▸ **STATED PROBLEM 1**:
Decide whether each statement agrees with the Siyata Mobile accountant-change filing, answering yes or no and quoting the deciding words: (a) Marcum's resignation took effect on March 21, 2023; (b) Marcum audited the Company's financial statements for at least one year; (c) Marcum reviewed the Company's interim financial statements for the six months ended June 30, 2022.
▸ **STATED PROBLEM 2**:
Extend the Siyata Mobile accountant-change filing with the text that would follow its last sentence.

▸ **PAGE EXTRACT**:
-- Begin --

UNITED STATES
SECURITIES AND EXCHANGE COMMISSION
Washington, D.C. 20549
Form
Report of Foreign Private Issuer
Pursuant to Rule 13a-16 or 15d-16
under the Securities Exchange Act of 1934
For the month of:
Commission
file number:
(Translation of registrant’s name into English)
(Address of principal executive offices)
Indicate by check mark whether the registrant files or will file annual reports under cover of Form 20-F or Form 40-F.
Form 20-F ☒ Form 40-F ☐
Indicate by check mark if the registrant is submitting the Form 6-K in paper as permitted by Regulations S-T Rule 101(b)(1):_____
Indicate by check mark if the registrant is submitting the Form 6-K in paper as permitted by Regulations S-T Rule 101(b)(7):_____
Changes in Registrant’s Certifying Accountants.
Marcum, LLP (“Marcum”) notified Siyata Mobile Inc. (the “Company”) that Marcum had resigned as the Company’s independent certified public accounting firm effective as of March 21, 2023. Marcum’s resignation as the Company’s independent registered public accounting firm was accepted by the Audit Committee of the Board of Directors of the Company as of March 21, 2023.
Marcum served as the Company’s independent registered public accounting firm since May 24, 2022. Marcum did not audit the Company’s financial statements for any year and did not perform a review of the Company’s interim financial statements for the nine months ended September 30, 2022 but did review the Company’s interim financial statements for the six months ended June 30, 2022.

-- End --

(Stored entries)
-- Begin --

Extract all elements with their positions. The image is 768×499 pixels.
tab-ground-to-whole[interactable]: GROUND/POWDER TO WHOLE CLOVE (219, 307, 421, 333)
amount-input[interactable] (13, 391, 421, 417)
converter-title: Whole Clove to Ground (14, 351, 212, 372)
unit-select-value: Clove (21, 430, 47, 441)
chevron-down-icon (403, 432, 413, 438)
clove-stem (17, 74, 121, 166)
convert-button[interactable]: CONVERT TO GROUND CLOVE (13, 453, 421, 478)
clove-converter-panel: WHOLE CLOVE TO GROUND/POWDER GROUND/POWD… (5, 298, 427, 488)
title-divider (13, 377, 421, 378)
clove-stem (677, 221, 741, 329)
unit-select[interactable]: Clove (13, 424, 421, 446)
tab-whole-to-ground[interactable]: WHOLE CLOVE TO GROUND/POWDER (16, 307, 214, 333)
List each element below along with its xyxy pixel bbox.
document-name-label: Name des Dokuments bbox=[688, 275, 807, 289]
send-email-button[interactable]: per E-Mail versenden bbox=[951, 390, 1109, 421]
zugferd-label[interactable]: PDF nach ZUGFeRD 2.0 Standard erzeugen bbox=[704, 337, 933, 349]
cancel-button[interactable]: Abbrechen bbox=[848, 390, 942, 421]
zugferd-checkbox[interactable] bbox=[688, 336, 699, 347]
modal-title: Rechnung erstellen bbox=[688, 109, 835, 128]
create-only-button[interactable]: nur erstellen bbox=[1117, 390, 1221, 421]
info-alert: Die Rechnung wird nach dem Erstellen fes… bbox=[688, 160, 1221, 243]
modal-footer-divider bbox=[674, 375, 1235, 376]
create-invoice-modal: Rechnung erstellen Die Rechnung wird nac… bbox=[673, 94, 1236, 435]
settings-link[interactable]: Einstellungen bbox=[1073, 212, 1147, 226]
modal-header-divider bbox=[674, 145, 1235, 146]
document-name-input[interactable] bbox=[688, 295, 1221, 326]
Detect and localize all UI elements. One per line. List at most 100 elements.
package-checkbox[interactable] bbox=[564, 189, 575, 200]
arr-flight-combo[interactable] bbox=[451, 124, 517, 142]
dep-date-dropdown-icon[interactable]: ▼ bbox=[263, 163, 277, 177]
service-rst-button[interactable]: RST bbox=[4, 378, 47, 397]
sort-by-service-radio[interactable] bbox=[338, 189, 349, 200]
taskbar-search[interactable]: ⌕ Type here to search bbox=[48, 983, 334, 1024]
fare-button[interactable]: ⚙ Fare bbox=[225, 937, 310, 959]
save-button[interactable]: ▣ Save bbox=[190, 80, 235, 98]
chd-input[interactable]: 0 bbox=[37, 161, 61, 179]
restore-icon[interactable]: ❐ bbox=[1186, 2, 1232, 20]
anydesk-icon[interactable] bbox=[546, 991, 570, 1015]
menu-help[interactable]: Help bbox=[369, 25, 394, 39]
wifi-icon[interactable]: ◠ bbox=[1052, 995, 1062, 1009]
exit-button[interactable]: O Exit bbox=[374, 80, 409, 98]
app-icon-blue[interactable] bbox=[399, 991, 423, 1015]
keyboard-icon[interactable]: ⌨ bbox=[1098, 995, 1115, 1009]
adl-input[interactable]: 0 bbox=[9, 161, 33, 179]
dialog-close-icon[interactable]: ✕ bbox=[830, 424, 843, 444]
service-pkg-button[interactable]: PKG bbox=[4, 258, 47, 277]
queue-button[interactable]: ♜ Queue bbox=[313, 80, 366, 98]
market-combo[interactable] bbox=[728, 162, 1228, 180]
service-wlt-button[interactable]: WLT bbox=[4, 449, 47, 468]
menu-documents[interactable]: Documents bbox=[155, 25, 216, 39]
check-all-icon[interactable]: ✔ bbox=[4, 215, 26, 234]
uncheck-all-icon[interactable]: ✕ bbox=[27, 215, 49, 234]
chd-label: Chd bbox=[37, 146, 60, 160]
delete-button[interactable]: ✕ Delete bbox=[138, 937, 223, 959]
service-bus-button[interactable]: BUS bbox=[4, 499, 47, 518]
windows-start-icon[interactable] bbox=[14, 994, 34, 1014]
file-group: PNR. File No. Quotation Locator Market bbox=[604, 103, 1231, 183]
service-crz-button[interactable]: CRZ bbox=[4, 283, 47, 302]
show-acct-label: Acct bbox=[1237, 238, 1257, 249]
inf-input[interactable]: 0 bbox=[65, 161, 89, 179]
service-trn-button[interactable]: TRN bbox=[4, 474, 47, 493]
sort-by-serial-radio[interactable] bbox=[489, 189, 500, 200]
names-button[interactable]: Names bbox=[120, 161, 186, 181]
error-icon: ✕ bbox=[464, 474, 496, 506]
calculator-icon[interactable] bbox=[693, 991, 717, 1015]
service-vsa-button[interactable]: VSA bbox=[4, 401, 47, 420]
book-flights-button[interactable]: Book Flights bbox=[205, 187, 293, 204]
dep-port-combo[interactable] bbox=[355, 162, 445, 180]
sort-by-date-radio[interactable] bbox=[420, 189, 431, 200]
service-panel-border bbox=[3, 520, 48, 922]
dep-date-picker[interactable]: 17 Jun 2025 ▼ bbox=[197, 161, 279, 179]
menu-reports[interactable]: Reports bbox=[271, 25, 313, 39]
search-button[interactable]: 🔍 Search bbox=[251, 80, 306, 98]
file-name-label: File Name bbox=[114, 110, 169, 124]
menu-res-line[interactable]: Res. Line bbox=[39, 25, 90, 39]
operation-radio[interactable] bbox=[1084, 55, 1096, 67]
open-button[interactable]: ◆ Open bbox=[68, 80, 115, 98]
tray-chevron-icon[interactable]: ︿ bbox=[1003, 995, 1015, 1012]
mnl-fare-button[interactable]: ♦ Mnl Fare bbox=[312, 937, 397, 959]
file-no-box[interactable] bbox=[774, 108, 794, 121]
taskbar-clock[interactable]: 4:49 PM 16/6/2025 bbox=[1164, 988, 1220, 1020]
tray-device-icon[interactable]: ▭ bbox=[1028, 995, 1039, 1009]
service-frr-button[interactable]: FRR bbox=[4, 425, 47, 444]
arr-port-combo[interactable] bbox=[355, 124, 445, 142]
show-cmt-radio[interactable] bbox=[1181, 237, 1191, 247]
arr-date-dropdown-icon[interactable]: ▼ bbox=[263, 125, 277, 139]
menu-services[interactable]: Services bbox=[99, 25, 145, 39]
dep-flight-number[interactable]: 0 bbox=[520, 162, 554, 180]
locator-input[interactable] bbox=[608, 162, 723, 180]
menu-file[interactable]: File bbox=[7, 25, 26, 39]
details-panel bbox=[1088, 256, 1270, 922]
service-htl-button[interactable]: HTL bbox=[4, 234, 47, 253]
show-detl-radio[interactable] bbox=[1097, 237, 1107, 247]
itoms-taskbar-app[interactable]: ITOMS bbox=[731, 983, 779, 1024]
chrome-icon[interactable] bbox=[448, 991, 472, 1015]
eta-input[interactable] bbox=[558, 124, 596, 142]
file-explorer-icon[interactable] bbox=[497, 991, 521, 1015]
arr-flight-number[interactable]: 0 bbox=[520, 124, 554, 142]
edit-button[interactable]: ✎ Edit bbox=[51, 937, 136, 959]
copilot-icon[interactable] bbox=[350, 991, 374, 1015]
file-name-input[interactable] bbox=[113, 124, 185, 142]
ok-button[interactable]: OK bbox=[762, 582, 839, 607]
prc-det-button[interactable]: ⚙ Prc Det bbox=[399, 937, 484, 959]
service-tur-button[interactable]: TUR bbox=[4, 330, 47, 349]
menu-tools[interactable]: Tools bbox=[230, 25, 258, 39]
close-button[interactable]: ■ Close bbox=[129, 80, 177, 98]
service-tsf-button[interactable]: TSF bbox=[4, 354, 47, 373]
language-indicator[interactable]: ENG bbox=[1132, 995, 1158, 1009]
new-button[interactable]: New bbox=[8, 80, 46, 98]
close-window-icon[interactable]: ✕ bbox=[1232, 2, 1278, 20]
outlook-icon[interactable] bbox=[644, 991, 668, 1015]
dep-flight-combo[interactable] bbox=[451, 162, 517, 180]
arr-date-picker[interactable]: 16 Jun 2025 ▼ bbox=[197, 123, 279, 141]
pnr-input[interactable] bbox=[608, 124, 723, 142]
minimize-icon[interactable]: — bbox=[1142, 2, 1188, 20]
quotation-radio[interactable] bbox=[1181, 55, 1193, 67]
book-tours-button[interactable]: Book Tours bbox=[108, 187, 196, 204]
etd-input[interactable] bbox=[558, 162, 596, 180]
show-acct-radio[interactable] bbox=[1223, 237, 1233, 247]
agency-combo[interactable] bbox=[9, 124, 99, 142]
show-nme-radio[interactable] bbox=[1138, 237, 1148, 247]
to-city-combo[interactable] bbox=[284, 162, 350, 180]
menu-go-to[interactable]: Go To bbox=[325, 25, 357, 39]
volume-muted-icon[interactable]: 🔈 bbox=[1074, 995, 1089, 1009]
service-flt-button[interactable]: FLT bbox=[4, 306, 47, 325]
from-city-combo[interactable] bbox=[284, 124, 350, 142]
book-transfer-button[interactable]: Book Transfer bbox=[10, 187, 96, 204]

-- End --

▸ **FINAL RESULT 1**:
(a) Yes: "effective as of March 21, 2023"
(b) No: "Marcum did not audit the Company’s financial statements for any year"
(c) Yes: "but did review the Company’s interim financial statements for the six months ended June 30, 2022"

▸ **FINAL RESULT 2**:
During the fiscal years ended December 31, 2022 and 2021 and the period from May 24, 2022 through March 21, 2023:
(i) | there were no disagreements between the Company and Marcum on any matter of accounting principles or practices, financial statement disclosure, or auditing scope or procedures, which disagreements, if not resolved to Marcum’s satisfaction, would have caused Marcum to make reference in connection with its opinion on the Company’s financial statements for the year ended December 31, 2022 to the subject matter of the disagreement; and |
(ii) | there were no “reportable events,” as that term is described in Item 304(a)(1)(v) of Regulation S-K. |
Moreover, Marcum did not issue any report on the Company’s financial statements that contained an adverse opinion or a disclaimer of opinion, or a qualified or modified opinion as to uncertainty, audit scope or accounting principle, or make a determination whether the Company would continue as a going concern.
The Company has provided Marcum with a copy of the foregoing disclosures it is making in this Report of Foreign Private Issuer on Form 6-K (“Report”) prior to its filing and requested, in accordance with applicable practices, that Marcum furnish a letter addressed to the Securities and Exchange Commission stating whether it agrees or does not agree with the statements made herein. Attached as Exhibit 16.1 is a copy of Marcum’s letter, dated March 27, 2023, stating that Marcum agrees with such statements.
On March 21, 2023, the Company engaged Barzily & Co. (“Barzily”) as its new independent registered public accountant for the fiscal year ending December 31, 2022. This decision was approved by the Audit Committee of the Board in accordance with the authority of the Audit Committee as specified in its Charter. Barzily has applied to register with the Canadian Public Accountability Board, which like the Public Company Accounting Oversight Board in the United States, oversees public accounting firms that audit Canadian reporting issuers.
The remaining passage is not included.